### [What is asked]
Report how many lines contain the word "Current", with no other text.

### [Extracted material]
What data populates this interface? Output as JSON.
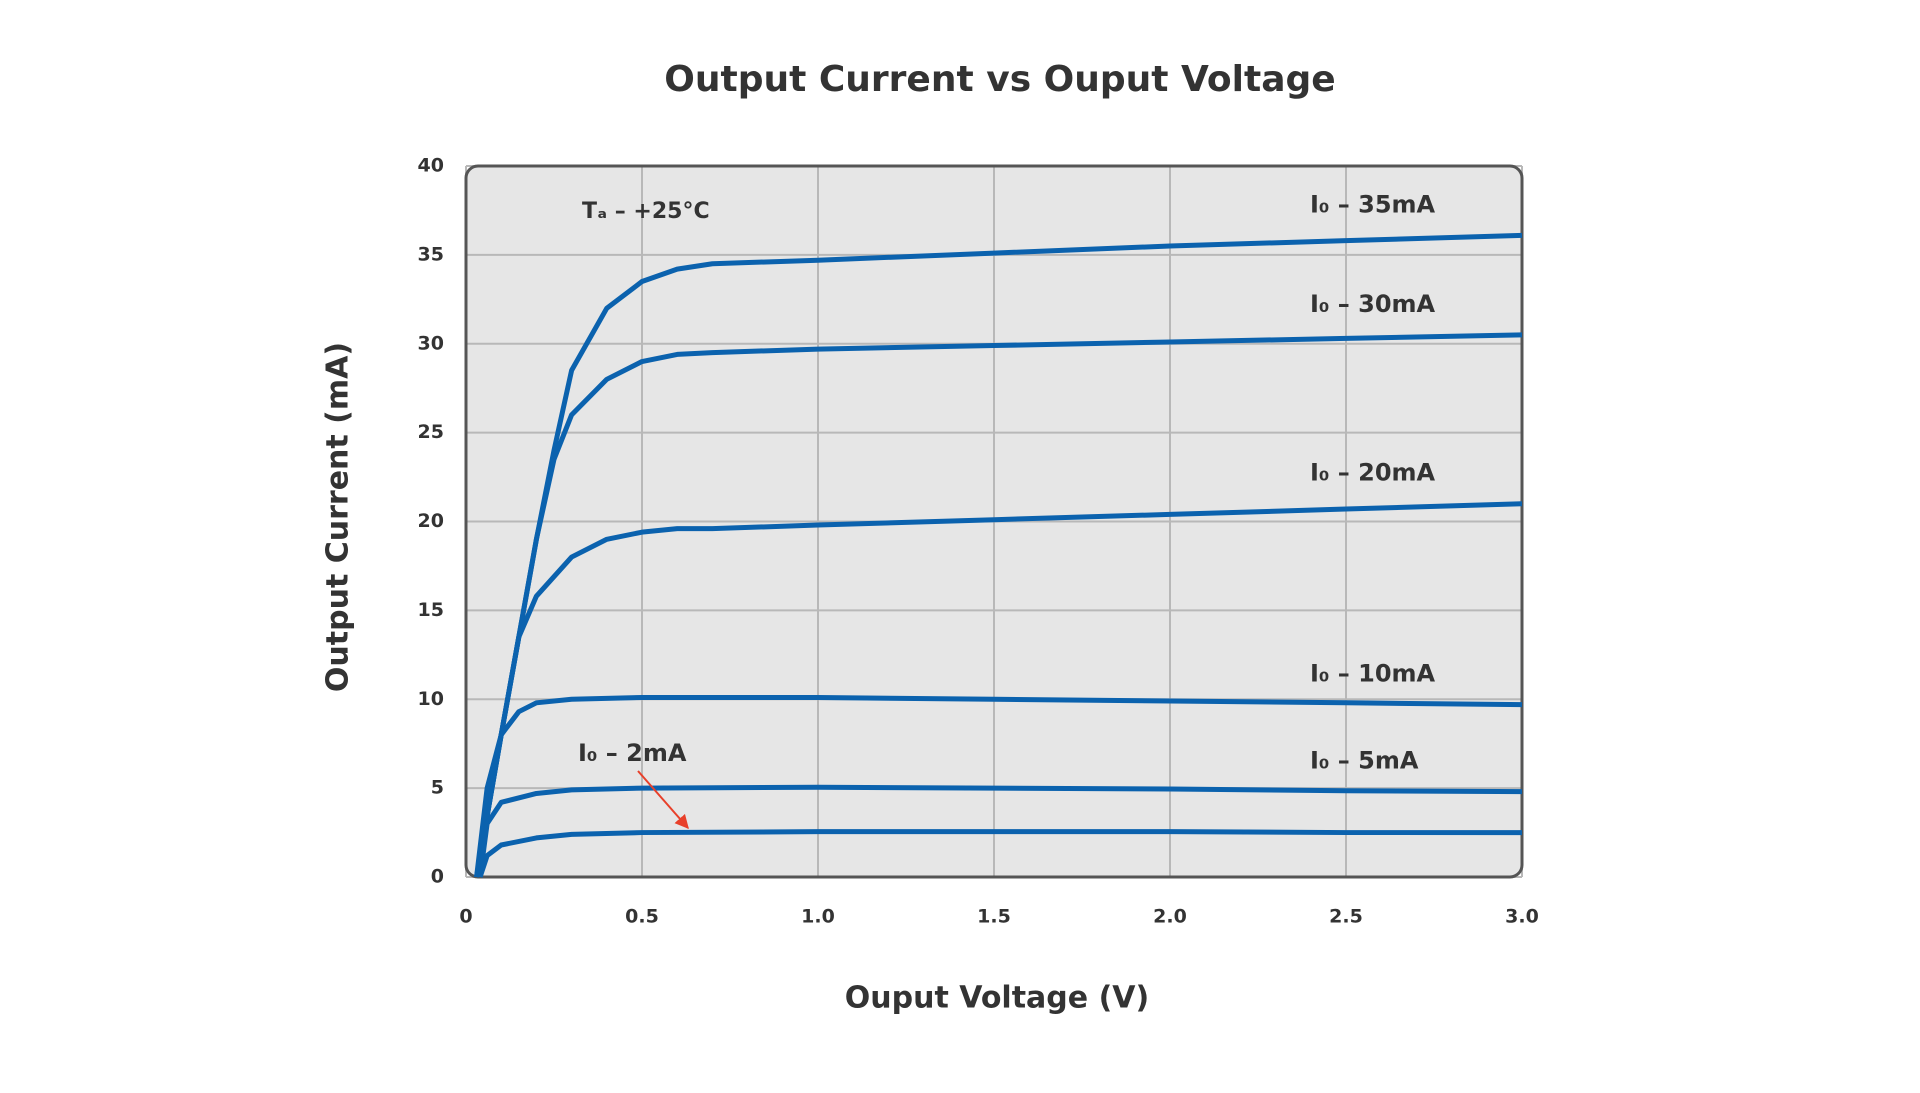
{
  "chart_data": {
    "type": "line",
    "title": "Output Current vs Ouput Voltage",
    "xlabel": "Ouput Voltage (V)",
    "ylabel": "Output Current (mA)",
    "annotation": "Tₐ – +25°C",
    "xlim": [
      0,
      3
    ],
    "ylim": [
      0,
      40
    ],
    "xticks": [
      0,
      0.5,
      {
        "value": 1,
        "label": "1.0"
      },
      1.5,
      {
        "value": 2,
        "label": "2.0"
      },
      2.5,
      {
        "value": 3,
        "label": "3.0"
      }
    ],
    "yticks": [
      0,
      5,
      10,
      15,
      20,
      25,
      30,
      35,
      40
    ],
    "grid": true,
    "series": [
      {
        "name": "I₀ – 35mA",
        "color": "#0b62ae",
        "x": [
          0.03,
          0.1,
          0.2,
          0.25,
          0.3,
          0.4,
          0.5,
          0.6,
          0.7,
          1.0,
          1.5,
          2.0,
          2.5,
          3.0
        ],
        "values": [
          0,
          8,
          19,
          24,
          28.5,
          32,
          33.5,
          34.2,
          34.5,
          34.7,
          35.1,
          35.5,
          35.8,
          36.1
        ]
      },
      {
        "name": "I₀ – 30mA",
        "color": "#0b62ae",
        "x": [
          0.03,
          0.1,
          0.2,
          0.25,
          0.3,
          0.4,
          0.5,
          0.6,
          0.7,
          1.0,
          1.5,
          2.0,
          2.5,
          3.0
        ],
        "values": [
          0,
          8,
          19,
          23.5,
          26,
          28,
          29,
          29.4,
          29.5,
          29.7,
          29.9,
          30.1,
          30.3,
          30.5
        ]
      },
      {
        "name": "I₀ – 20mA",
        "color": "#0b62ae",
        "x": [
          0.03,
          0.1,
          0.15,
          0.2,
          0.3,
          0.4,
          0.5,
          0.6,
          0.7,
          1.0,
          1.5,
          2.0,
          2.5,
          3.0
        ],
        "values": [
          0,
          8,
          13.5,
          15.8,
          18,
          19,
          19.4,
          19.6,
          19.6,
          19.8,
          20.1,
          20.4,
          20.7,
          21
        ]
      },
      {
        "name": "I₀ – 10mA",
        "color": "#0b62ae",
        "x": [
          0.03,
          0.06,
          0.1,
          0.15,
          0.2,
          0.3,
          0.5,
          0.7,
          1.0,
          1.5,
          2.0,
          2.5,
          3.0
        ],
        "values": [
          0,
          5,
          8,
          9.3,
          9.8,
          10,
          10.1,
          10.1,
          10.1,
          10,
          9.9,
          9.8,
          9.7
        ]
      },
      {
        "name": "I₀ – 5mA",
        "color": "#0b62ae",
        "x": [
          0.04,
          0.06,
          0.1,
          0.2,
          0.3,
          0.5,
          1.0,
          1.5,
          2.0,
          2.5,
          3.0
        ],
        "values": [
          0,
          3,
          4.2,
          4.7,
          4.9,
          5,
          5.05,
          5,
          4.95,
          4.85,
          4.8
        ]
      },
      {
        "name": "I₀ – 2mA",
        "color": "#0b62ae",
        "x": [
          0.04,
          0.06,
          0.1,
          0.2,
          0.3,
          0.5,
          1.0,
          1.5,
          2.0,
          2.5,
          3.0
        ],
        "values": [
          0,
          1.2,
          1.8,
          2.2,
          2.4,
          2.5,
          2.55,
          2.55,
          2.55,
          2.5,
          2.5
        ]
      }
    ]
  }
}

### [Written solution]
2